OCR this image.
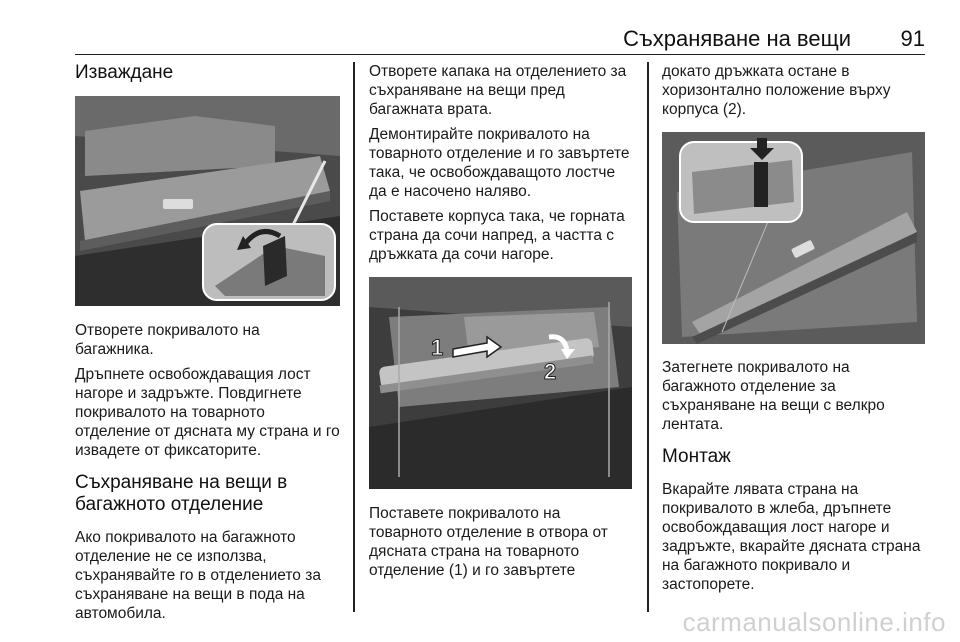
Съхраняване на вещи 91

Изваждане

Отворете покривалото на багажника.

Дръпнете освобождаващия лост нагоре и задръжте. Повдигнете покривалото на товарното отделение от дясната му страна и го извадете от фиксаторите.

Съхраняване на вещи в багажното отделение

Ако покривалото на багажното отделение не се използва, съхранявайте го в отделението за съхраняване на вещи в пода на автомобила.

Отворете капака на отделението за съхраняване на вещи пред багажната врата.

Демонтирайте покривалото на товарното отделение и го завъртете така, че освобождаващото лостче да е насочено наляво.

Поставете корпуса така, че горната страна да сочи напред, а частта с дръжката да сочи нагоре.

1
2

Поставете покривалото на товарното отделение в отвора от дясната страна на товарното отделение (1) и го завъртете

докато дръжката остане в хоризонтално положение върху корпуса (2).

Затегнете покривалото на багажното отделение за съхраняване на вещи с велкро лентата.

Монтаж

Вкарайте лявата страна на покривалото в жлеба, дръпнете освобождаващия лост нагоре и задръжте, вкарайте дясната страна на багажното покривало и застопорете.

carmanualsonline.info
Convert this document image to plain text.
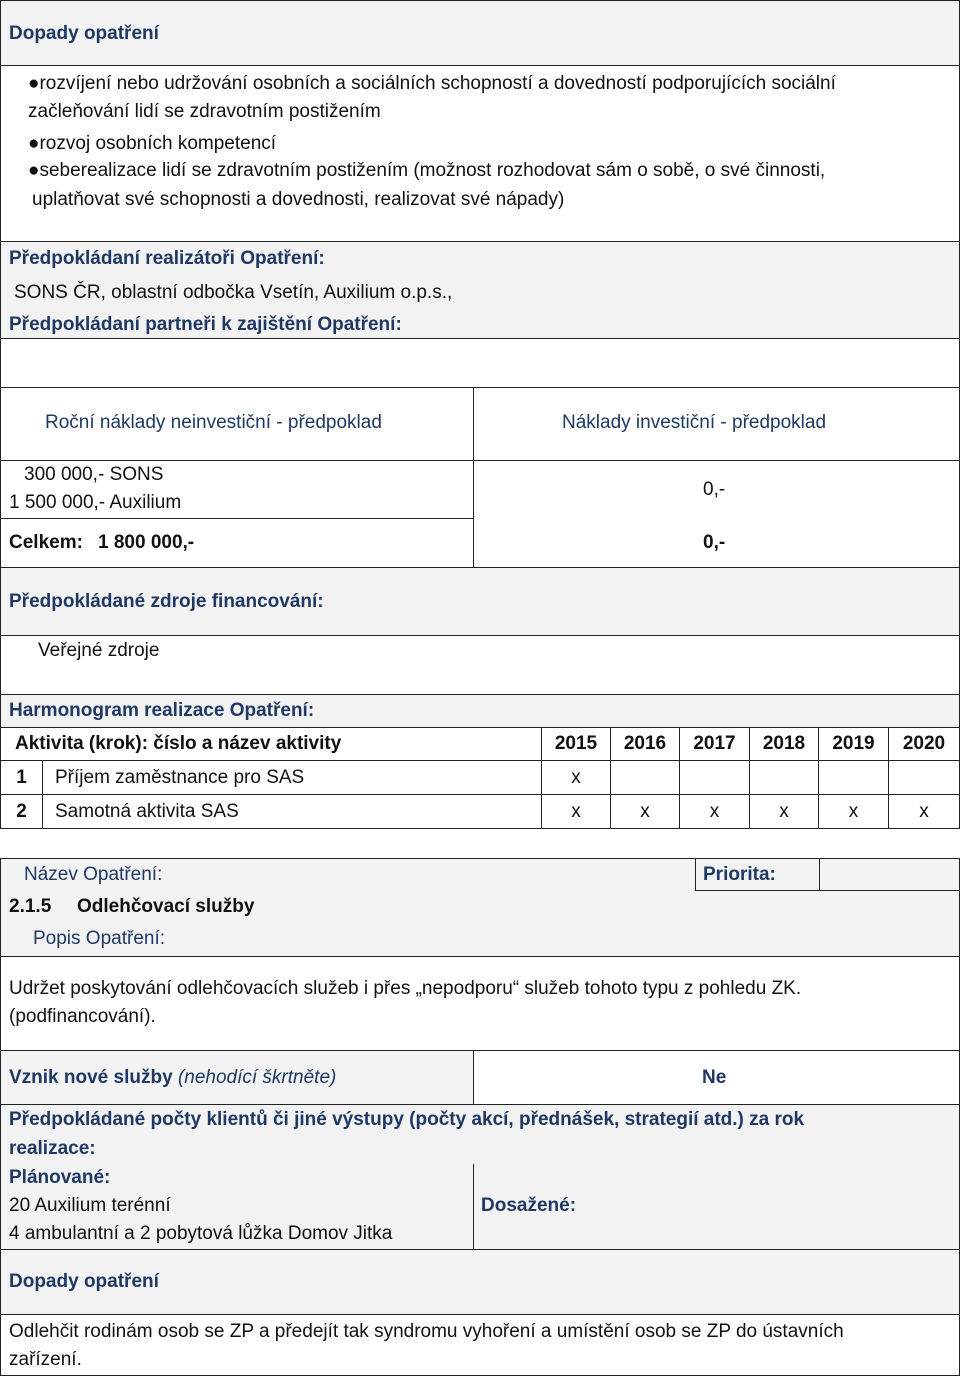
Dopady opatření
●rozvíjení nebo udržování osobních a sociálních schopností a dovedností podporujících sociální
začleňování lidí se zdravotním postižením
●rozvoj osobních kompetencí
●seberealizace lidí se zdravotním postižením (možnost rozhodovat sám o sobě, o své činnosti,
uplatňovat své schopnosti a dovednosti, realizovat své nápady)
Předpokládaní realizátoři Opatření:
SONS ČR, oblastní odbočka Vsetín, Auxilium o.p.s.,
Předpokládaní partneři k zajištění Opatření:
Roční náklady neinvestiční - předpoklad	Náklady investiční - předpoklad
300 000,- SONS
1 500 000,- Auxilium
0,-
Celkem: 1 800 000,-	0,-
Předpokládané zdroje financování:
Veřejné zdroje
Harmonogram realizace Opatření:
Aktivita (krok): číslo a název aktivity	2015 2016 2017 2018 2019 2020
1 Příjem zaměstnance pro SAS	x
2 Samotná aktivita SAS	x	x	x	x	x	x
Název Opatření:	Priorita:
2.1.5 Odlehčovací služby
Popis Opatření:
Udržet poskytování odlehčovacích služeb i přes „nepodporu“ služeb tohoto typu z pohledu ZK.
(podfinancování).
Vznik nové služby (nehodící škrtněte)	Ne
Předpokládané počty klientů či jiné výstupy (počty akcí, přednášek, strategií atd.) za rok
realizace:
Plánované:
20 Auxilium terénní
4 ambulantní a 2 pobytová lůžka Domov Jitka
Dosažené:
Dopady opatření
Odlehčit rodinám osob se ZP a předejít tak syndromu vyhoření a umístění osob se ZP do ústavních
zařízení.
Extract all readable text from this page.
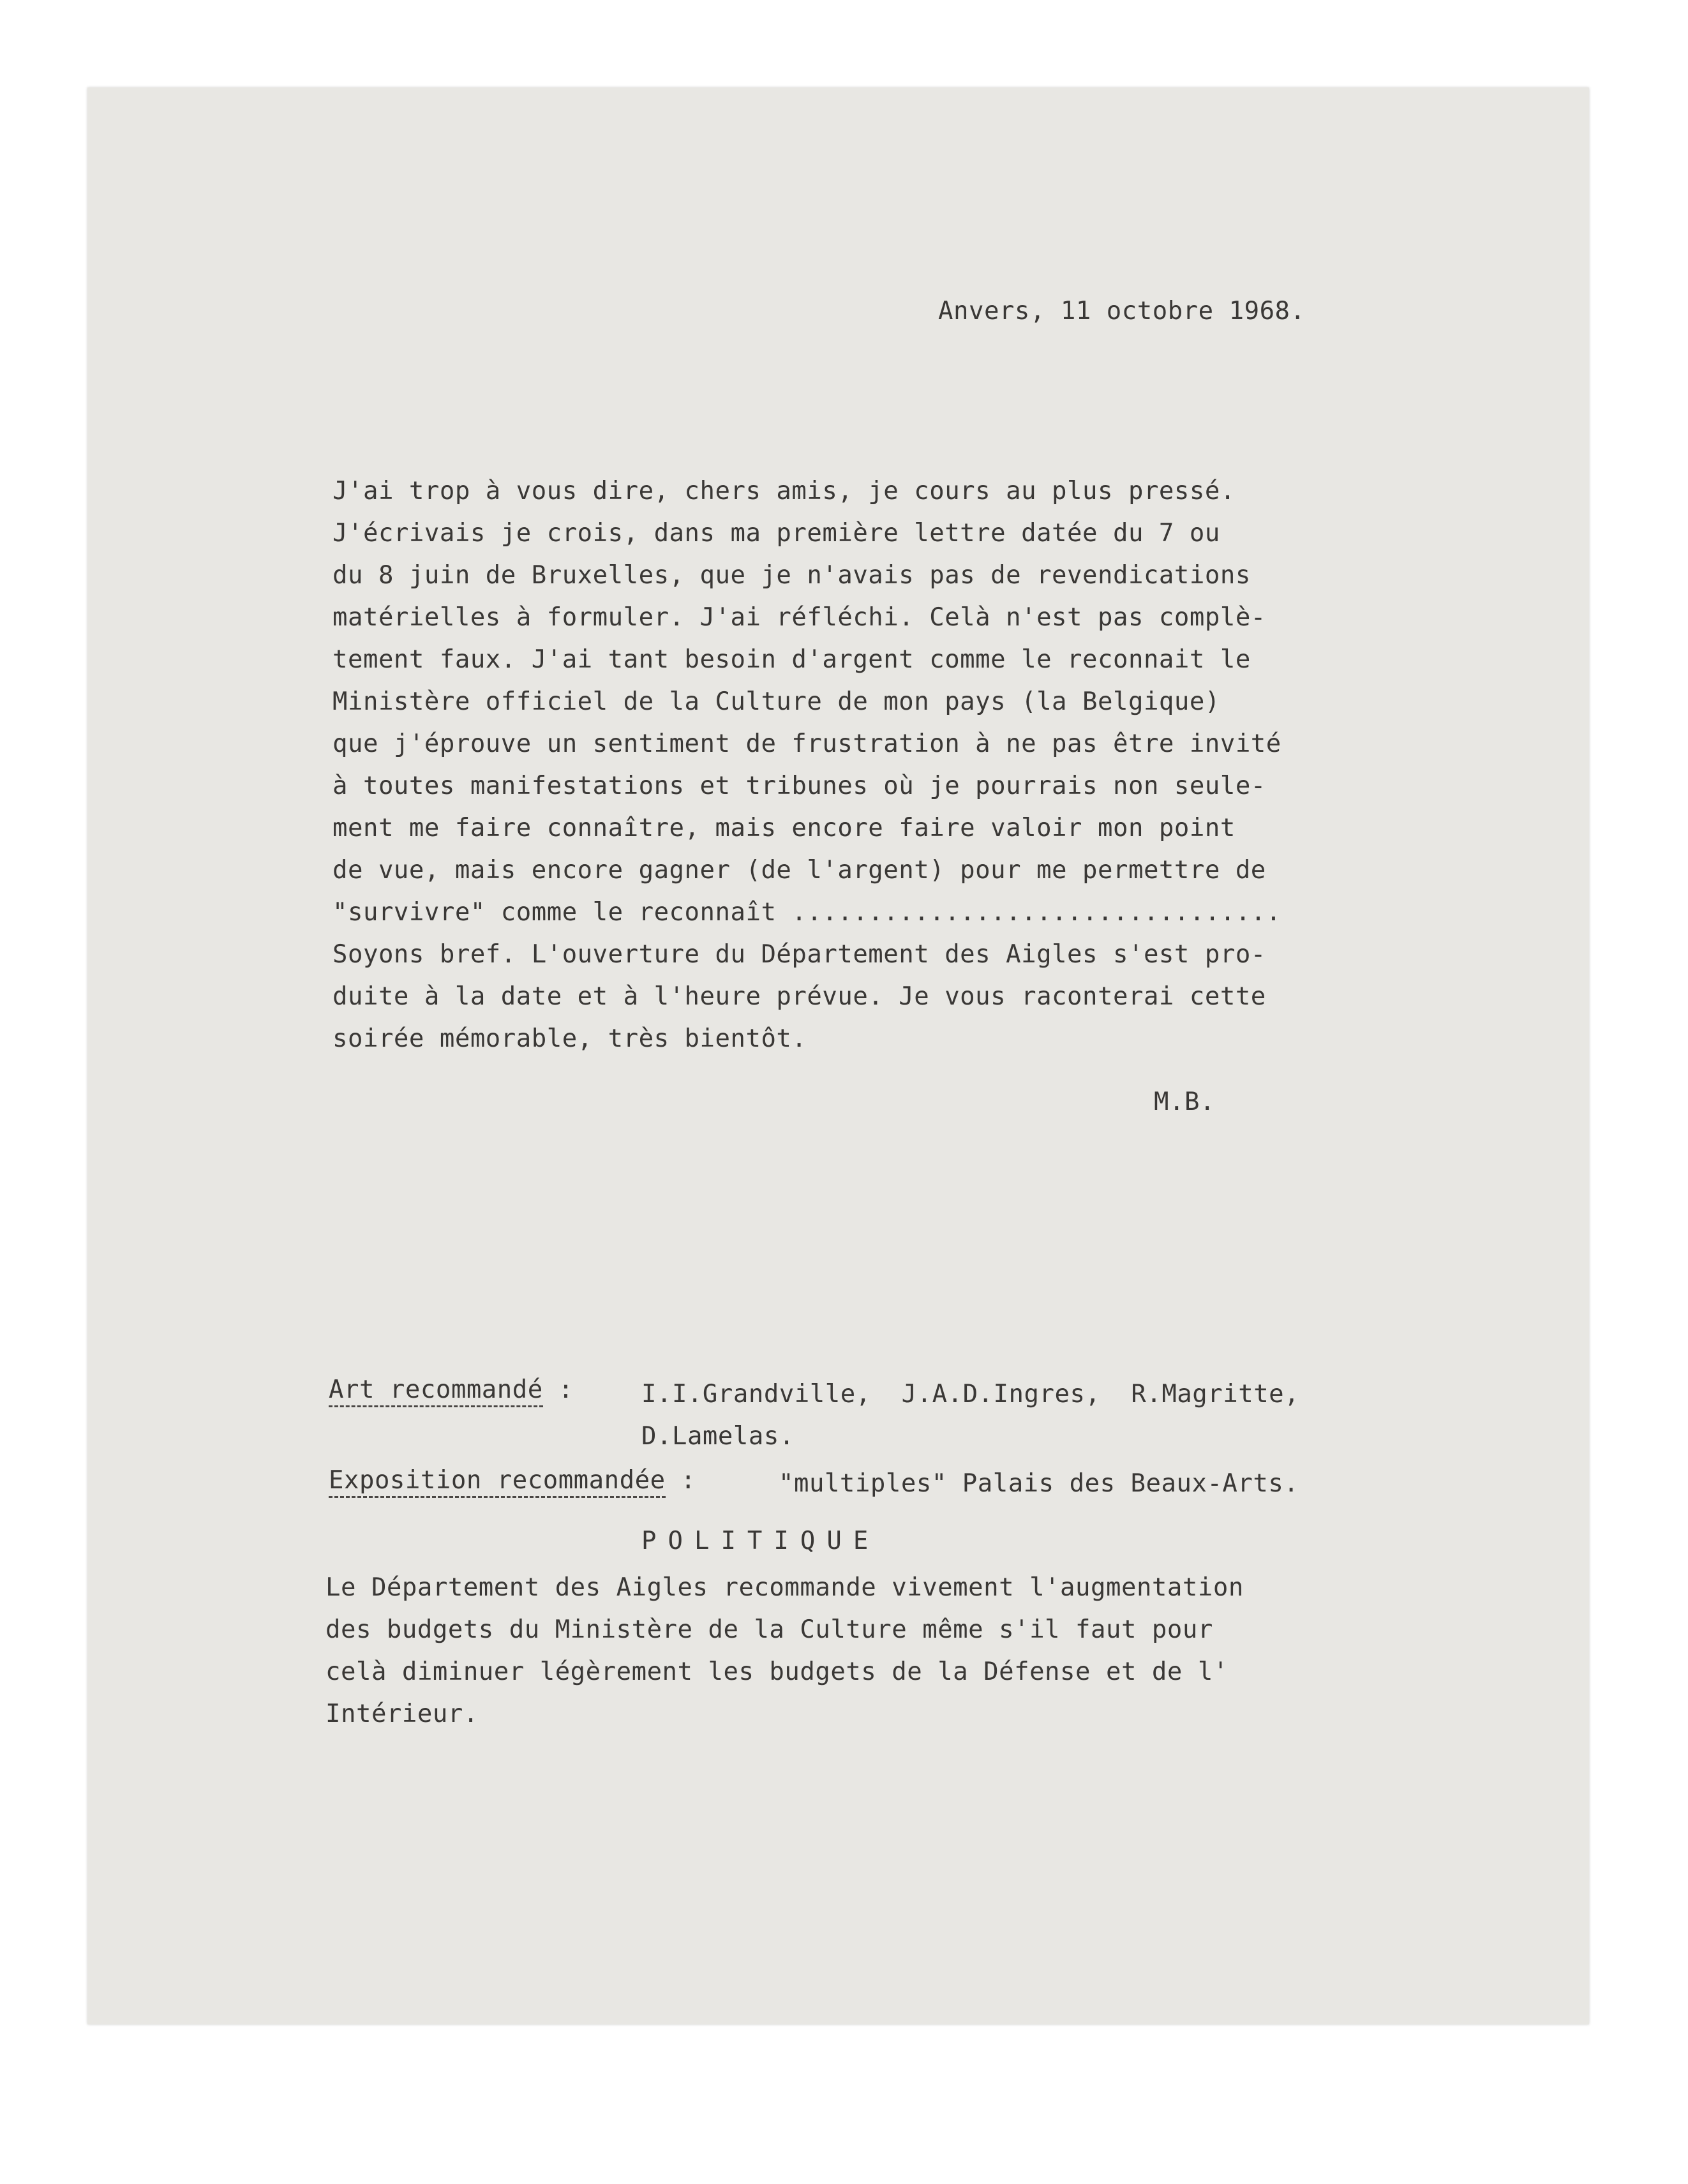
Anvers, 11 octobre 1968.
J'ai trop à vous dire, chers amis, je cours au plus pressé.
J'écrivais je crois, dans ma première lettre datée du 7 ou
du 8 juin de Bruxelles, que je n'avais pas de revendications
matérielles à formuler. J'ai réfléchi. Celà n'est pas complè-
tement faux. J'ai tant besoin d'argent comme le reconnait le
Ministère officiel de la Culture de mon pays (la Belgique)
que j'éprouve un sentiment de frustration à ne pas être invité
à toutes manifestations et tribunes où je pourrais non seule-
ment me faire connaître, mais encore faire valoir mon point
de vue, mais encore gagner (de l'argent) pour me permettre de
"survivre" comme le reconnaît ................................
Soyons bref. L'ouverture du Département des Aigles s'est pro-
duite à la date et à l'heure prévue. Je vous raconterai cette
soirée mémorable, très bientôt.
M.B.
Art recommandé :	I.I.Grandville,  J.A.D.Ingres,  R.Magritte,
D.Lamelas.
Exposition recommandée :	"multiples" Palais des Beaux-Arts.
POLITIQUE
Le Département des Aigles recommande vivement l'augmentation
des budgets du Ministère de la Culture même s'il faut pour
celà diminuer légèrement les budgets de la Défense et de l'
Intérieur.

● Task requirements
List all lines above in which the string "дръжката" appears.

● Result of the task
Поставете корпуса така, че горната страна да сочи напред, а частта с дръжката да сочи нагоре.
докато дръжката остане в хоризонтално положение върху корпуса (2).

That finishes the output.